Description of the task:
Copy the listing verbatim, excluding any images found in it.

Available data:
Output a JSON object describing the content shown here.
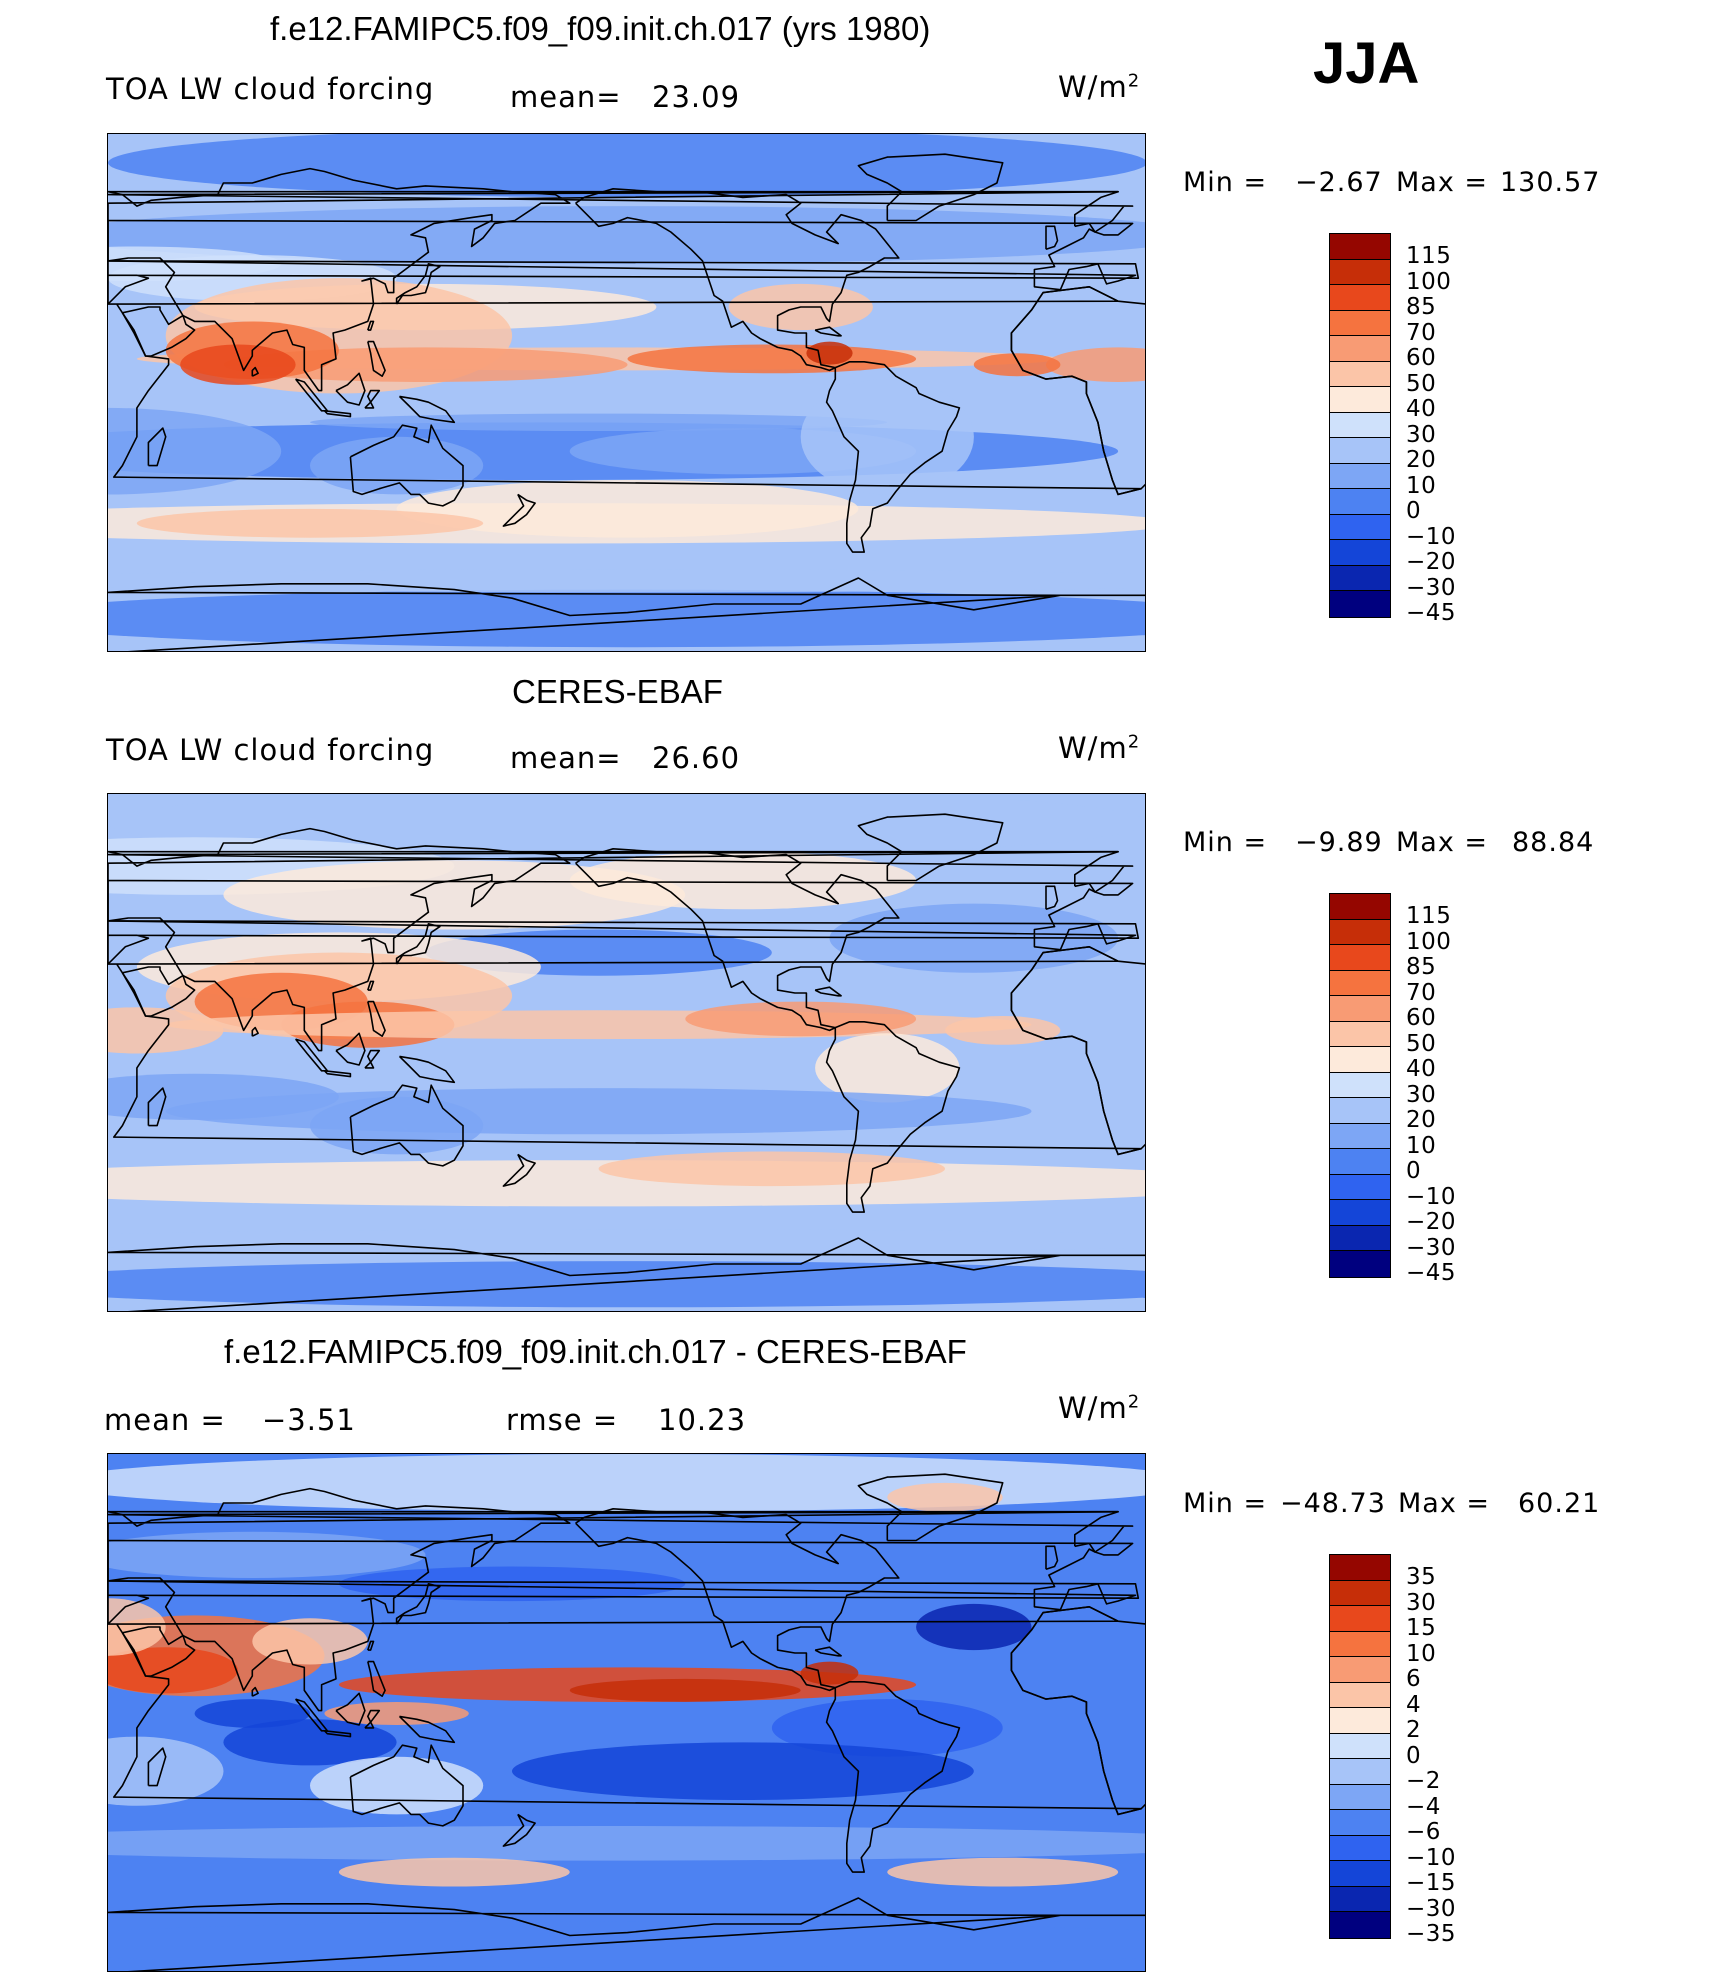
{
  "season": "JJA",
  "colors": {
    "rdbu": [
      "#00007f",
      "#0a26b0",
      "#1445d8",
      "#2f63f0",
      "#4d82f2",
      "#7da6f5",
      "#a7c4f8",
      "#cfe1fb",
      "#fdeadb",
      "#fbc5a8",
      "#f89b74",
      "#f5733f",
      "#e8481c",
      "#c62e08",
      "#950600"
    ],
    "land_outline": "#000000"
  },
  "panels": [
    {
      "title": "f.e12.FAMIPC5.f09_f09.init.ch.017 (yrs 1980)",
      "left_label": "TOA  LW  cloud  forcing",
      "stat_label": "mean=",
      "stat_value": "23.09",
      "units": "W/m",
      "units_sup": "2",
      "min_label": "Min  =",
      "min_value": "−2.67",
      "max_label": "Max  =",
      "max_value": "130.57",
      "cbar_labels": [
        "115",
        "100",
        "85",
        "70",
        "60",
        "50",
        "40",
        "30",
        "20",
        "10",
        "0",
        "−10",
        "−20",
        "−30",
        "−45"
      ]
    },
    {
      "title": "CERES-EBAF",
      "left_label": "TOA  LW  cloud  forcing",
      "stat_label": "mean=",
      "stat_value": "26.60",
      "units": "W/m",
      "units_sup": "2",
      "min_label": "Min  =",
      "min_value": "−9.89",
      "max_label": "Max  =",
      "max_value": "88.84",
      "cbar_labels": [
        "115",
        "100",
        "85",
        "70",
        "60",
        "50",
        "40",
        "30",
        "20",
        "10",
        "0",
        "−10",
        "−20",
        "−30",
        "−45"
      ]
    },
    {
      "title": "f.e12.FAMIPC5.f09_f09.init.ch.017 - CERES-EBAF",
      "left_label": "mean  =",
      "left_value": "−3.51",
      "stat_label": "rmse  =",
      "stat_value": "10.23",
      "units": "W/m",
      "units_sup": "2",
      "min_label": "Min  =",
      "min_value": "−48.73",
      "max_label": "Max  =",
      "max_value": "60.21",
      "cbar_labels": [
        "35",
        "30",
        "15",
        "10",
        "6",
        "4",
        "2",
        "0",
        "−2",
        "−4",
        "−6",
        "−10",
        "−15",
        "−30",
        "−35"
      ]
    }
  ]
}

Worked answer:
Output a JSON object describing the content shown here.
{
  "season": "JJA",
  "colors": {
    "rdbu": [
      "#00007f",
      "#0a26b0",
      "#1445d8",
      "#2f63f0",
      "#4d82f2",
      "#7da6f5",
      "#a7c4f8",
      "#cfe1fb",
      "#fdeadb",
      "#fbc5a8",
      "#f89b74",
      "#f5733f",
      "#e8481c",
      "#c62e08",
      "#950600"
    ],
    "land_outline": "#000000"
  },
  "panels": [
    {
      "title": "f.e12.FAMIPC5.f09_f09.init.ch.017 (yrs 1980)",
      "left_label": "TOA  LW  cloud  forcing",
      "stat_label": "mean=",
      "stat_value": "23.09",
      "units": "W/m",
      "units_sup": "2",
      "min_label": "Min  =",
      "min_value": "−2.67",
      "max_label": "Max  =",
      "max_value": "130.57",
      "cbar_labels": [
        "115",
        "100",
        "85",
        "70",
        "60",
        "50",
        "40",
        "30",
        "20",
        "10",
        "0",
        "−10",
        "−20",
        "−30",
        "−45"
      ]
    },
    {
      "title": "CERES-EBAF",
      "left_label": "TOA  LW  cloud  forcing",
      "stat_label": "mean=",
      "stat_value": "26.60",
      "units": "W/m",
      "units_sup": "2",
      "min_label": "Min  =",
      "min_value": "−9.89",
      "max_label": "Max  =",
      "max_value": "88.84",
      "cbar_labels": [
        "115",
        "100",
        "85",
        "70",
        "60",
        "50",
        "40",
        "30",
        "20",
        "10",
        "0",
        "−10",
        "−20",
        "−30",
        "−45"
      ]
    },
    {
      "title": "f.e12.FAMIPC5.f09_f09.init.ch.017 - CERES-EBAF",
      "left_label": "mean  =",
      "left_value": "−3.51",
      "stat_label": "rmse  =",
      "stat_value": "10.23",
      "units": "W/m",
      "units_sup": "2",
      "min_label": "Min  =",
      "min_value": "−48.73",
      "max_label": "Max  =",
      "max_value": "60.21",
      "cbar_labels": [
        "35",
        "30",
        "15",
        "10",
        "6",
        "4",
        "2",
        "0",
        "−2",
        "−4",
        "−6",
        "−10",
        "−15",
        "−30",
        "−35"
      ]
    }
  ]
}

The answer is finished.